» **DIRECTIONS FOR THIS TASK**: All of the lines below are to be transcribed faithfully, with pictures excluded from the copy.

» **EXCERPTED DATA**:
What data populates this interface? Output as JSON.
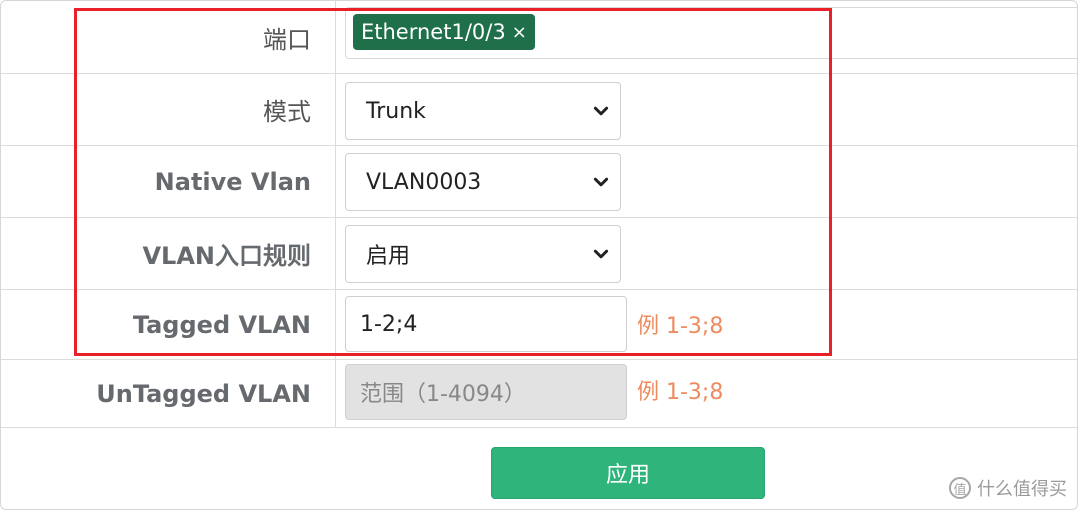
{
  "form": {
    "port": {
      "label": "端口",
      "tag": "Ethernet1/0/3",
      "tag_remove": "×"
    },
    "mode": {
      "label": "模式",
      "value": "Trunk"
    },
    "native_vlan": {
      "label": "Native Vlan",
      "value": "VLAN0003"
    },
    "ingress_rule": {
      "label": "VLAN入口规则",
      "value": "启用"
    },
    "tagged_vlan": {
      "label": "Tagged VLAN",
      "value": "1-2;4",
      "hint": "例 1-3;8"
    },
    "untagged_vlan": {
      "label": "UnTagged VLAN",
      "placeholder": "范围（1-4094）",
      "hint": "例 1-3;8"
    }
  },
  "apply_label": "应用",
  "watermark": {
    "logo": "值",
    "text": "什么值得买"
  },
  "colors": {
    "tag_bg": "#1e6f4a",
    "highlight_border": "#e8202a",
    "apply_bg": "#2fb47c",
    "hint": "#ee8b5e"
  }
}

» **WORKED ANSWER**:
What data populates this interface? Output as JSON.
{
  "form": {
    "port": {
      "label": "端口",
      "tag": "Ethernet1/0/3",
      "tag_remove": "×"
    },
    "mode": {
      "label": "模式",
      "value": "Trunk"
    },
    "native_vlan": {
      "label": "Native Vlan",
      "value": "VLAN0003"
    },
    "ingress_rule": {
      "label": "VLAN入口规则",
      "value": "启用"
    },
    "tagged_vlan": {
      "label": "Tagged VLAN",
      "value": "1-2;4",
      "hint": "例 1-3;8"
    },
    "untagged_vlan": {
      "label": "UnTagged VLAN",
      "placeholder": "范围（1-4094）",
      "hint": "例 1-3;8"
    }
  },
  "apply_label": "应用",
  "watermark": {
    "logo": "值",
    "text": "什么值得买"
  },
  "colors": {
    "tag_bg": "#1e6f4a",
    "highlight_border": "#e8202a",
    "apply_bg": "#2fb47c",
    "hint": "#ee8b5e"
  }
}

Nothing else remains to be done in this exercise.